• [Request]:
Search the listing below for "life". Copy each matching line.

• [Extracted material]:
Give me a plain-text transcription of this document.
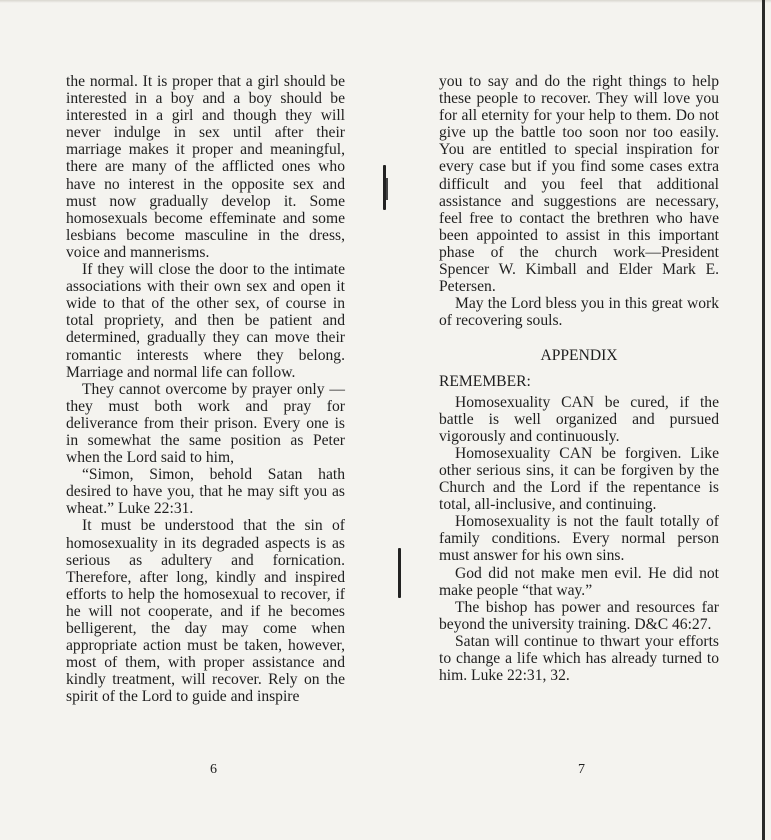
the normal. It is proper that a girl should be interested in a boy and a boy should be interested in a girl and though they will never indulge in sex until after their marriage makes it proper and meaningful, there are many of the afflicted ones who have no interest in the opposite sex and must now gradually develop it. Some homosexuals become effeminate and some lesbians become masculine in the dress, voice and mannerisms.

If they will close the door to the intimate associations with their own sex and open it wide to that of the other sex, of course in total propriety, and then be patient and determined, gradually they can move their romantic interests where they belong. Marriage and normal life can follow.

They cannot overcome by prayer only —they must both work and pray for deliverance from their prison. Every one is in somewhat the same position as Peter when the Lord said to him,

“Simon, Simon, behold Satan hath desired to have you, that he may sift you as wheat.” Luke 22:31.

It must be understood that the sin of homosexuality in its degraded aspects is as serious as adultery and fornication. Therefore, after long, kindly and inspired efforts to help the homosexual to recover, if he will not cooperate, and if he becomes belligerent, the day may come when appropriate action must be taken, however, most of them, with proper assistance and kindly treatment, will recover. Rely on the spirit of the Lord to guide and inspire

you to say and do the right things to help these people to recover. They will love you for all eternity for your help to them. Do not give up the battle too soon nor too easily. You are entitled to special inspiration for every case but if you find some cases extra difficult and you feel that additional assistance and suggestions are necessary, feel free to contact the brethren who have been appointed to assist in this important phase of the church work—President Spencer W. Kimball and Elder Mark E. Petersen.

May the Lord bless you in this great work of recovering souls.

APPENDIX
REMEMBER:

Homosexuality CAN be cured, if the battle is well organized and pursued vigorously and continuously.

Homosexuality CAN be forgiven. Like other serious sins, it can be forgiven by the Church and the Lord if the repentance is total, all-inclusive, and continuing.

Homosexuality is not the fault totally of family conditions. Every normal person must answer for his own sins.

God did not make men evil. He did not make people “that way.”

The bishop has power and resources far beyond the university training. D&C 46:27.

Satan will continue to thwart your efforts to change a life which has already turned to him. Luke 22:31, 32.

6	7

• [Task solution]:
If they will close the door to the intimate associations with their own sex and open it wide to that of the other sex, of course in total propriety, and then be patient and determined, gradually they can move their romantic interests where they belong. Marriage and normal life can follow.
Satan will continue to thwart your efforts to change a life which has already turned to him. Luke 22:31, 32.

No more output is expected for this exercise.